>>>

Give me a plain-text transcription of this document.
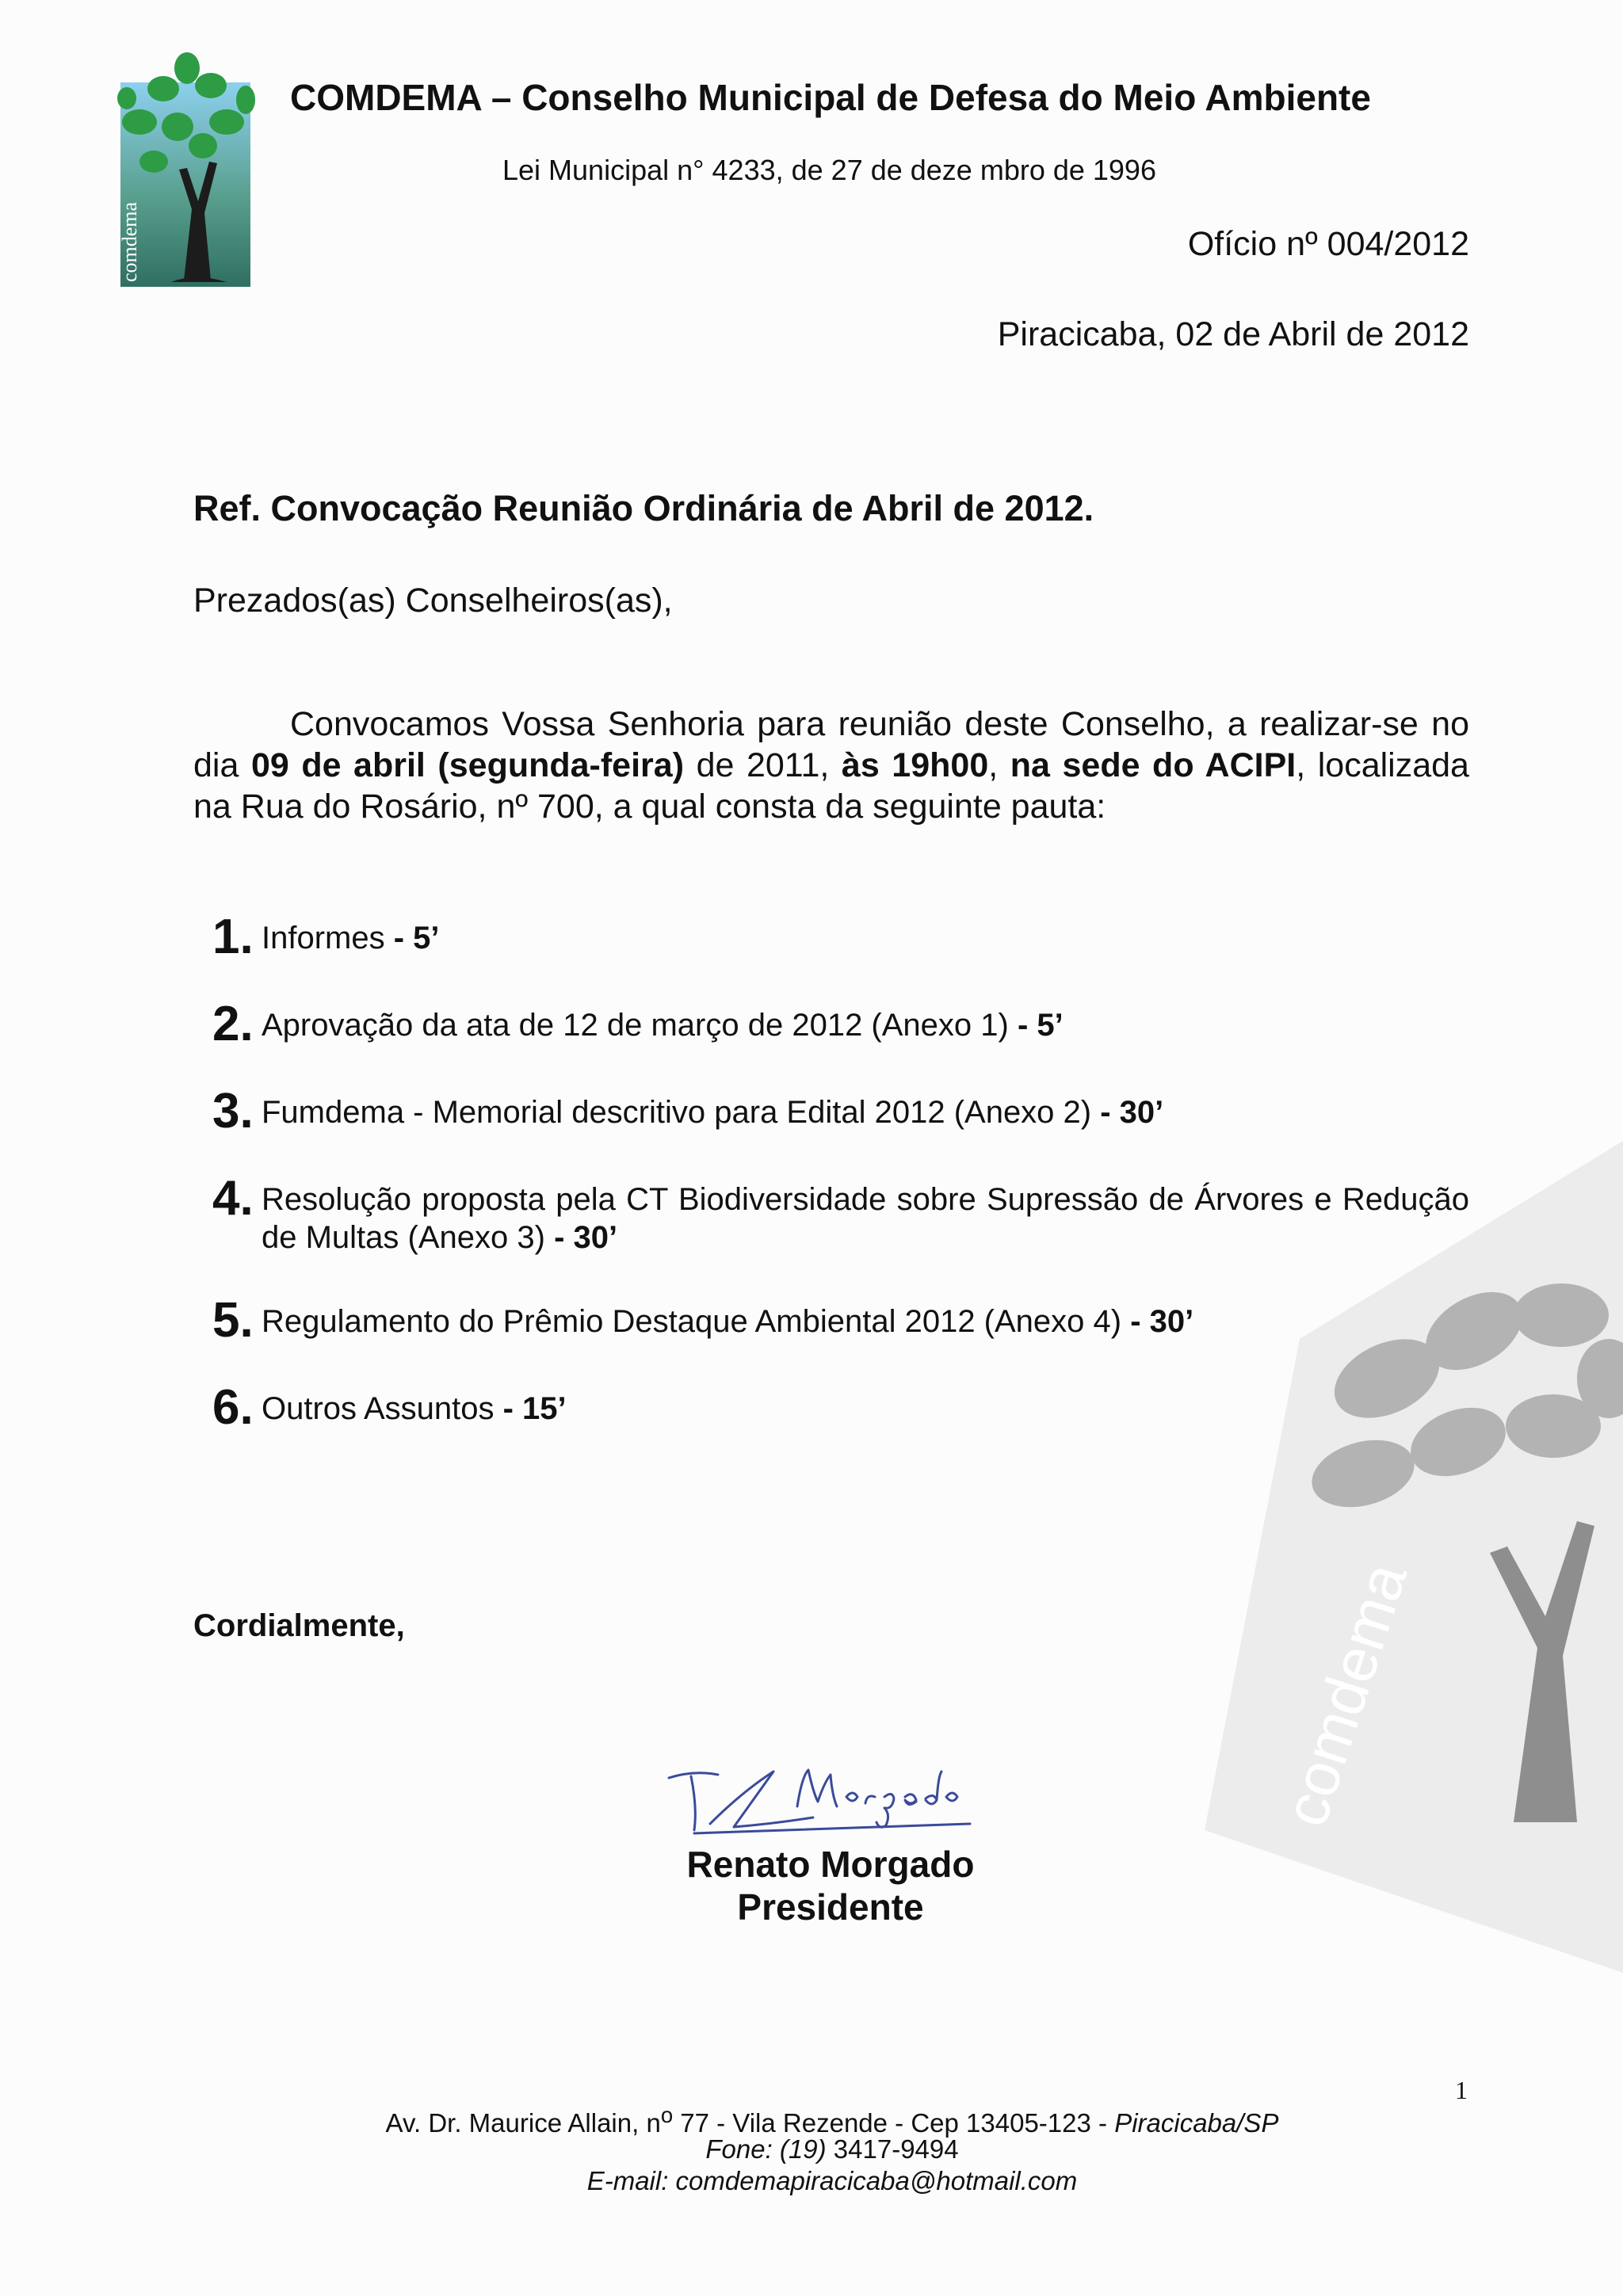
comdema
comdema
COMDEMA – Conselho Municipal de Defesa do Meio Ambiente
Lei Municipal n° 4233, de 27 de deze mbro de 1996
Ofício nº 004/2012
Piracicaba, 02 de Abril de 2012
Ref. Convocação Reunião Ordinária de Abril de 2012.
Prezados(as) Conselheiros(as),
Convocamos Vossa Senhoria para reunião deste Conselho, a realizar-se no dia 09 de abril (segunda-feira) de 2011, às 19h00, na sede do ACIPI, localizada na Rua do Rosário, nº 700, a qual consta da seguinte pauta:
1. Informes - 5’
2. Aprovação da ata de 12 de março de 2012 (Anexo 1) - 5’
3. Fumdema - Memorial descritivo para Edital 2012 (Anexo 2) - 30’
4. Resolução proposta pela CT Biodiversidade sobre Supressão de Árvores e Redução de Multas (Anexo 3) - 30’
5. Regulamento do Prêmio Destaque Ambiental 2012 (Anexo 4) - 30’
6. Outros Assuntos - 15’
Cordialmente,
Renato Morgado
Presidente
1
Av. Dr. Maurice Allain, $n^o$ 77 - Vila Rezende - Cep 13405-123 - Piracicaba/SP
Fone: (19) 3417-9494
E-mail: comdemapiracicaba@hotmail.com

<<<

Exercise
Every line above should be repeated exactly; pictures stay out of the copy.

Worked solution
Give me a plain-text transcription of this document.
comdema
comdema
COMDEMA – Conselho Municipal de Defesa do Meio Ambiente
Lei Municipal n° 4233, de 27 de deze mbro de 1996
Ofício nº 004/2012
Piracicaba, 02 de Abril de 2012
Ref. Convocação Reunião Ordinária de Abril de 2012.
Prezados(as) Conselheiros(as),
Convocamos Vossa Senhoria para reunião deste Conselho, a realizar-se no dia 09 de abril (segunda-feira) de 2011, às 19h00, na sede do ACIPI, localizada na Rua do Rosário, nº 700, a qual consta da seguinte pauta:
1. Informes - 5’
2. Aprovação da ata de 12 de março de 2012 (Anexo 1) - 5’
3. Fumdema - Memorial descritivo para Edital 2012 (Anexo 2) - 30’
4. Resolução proposta pela CT Biodiversidade sobre Supressão de Árvores e Redução de Multas (Anexo 3) - 30’
5. Regulamento do Prêmio Destaque Ambiental 2012 (Anexo 4) - 30’
6. Outros Assuntos - 15’
Cordialmente,
Renato Morgado
Presidente
1
Av. Dr. Maurice Allain, $n^o$ 77 - Vila Rezende - Cep 13405-123 - Piracicaba/SP
Fone: (19) 3417-9494
E-mail: comdemapiracicaba@hotmail.com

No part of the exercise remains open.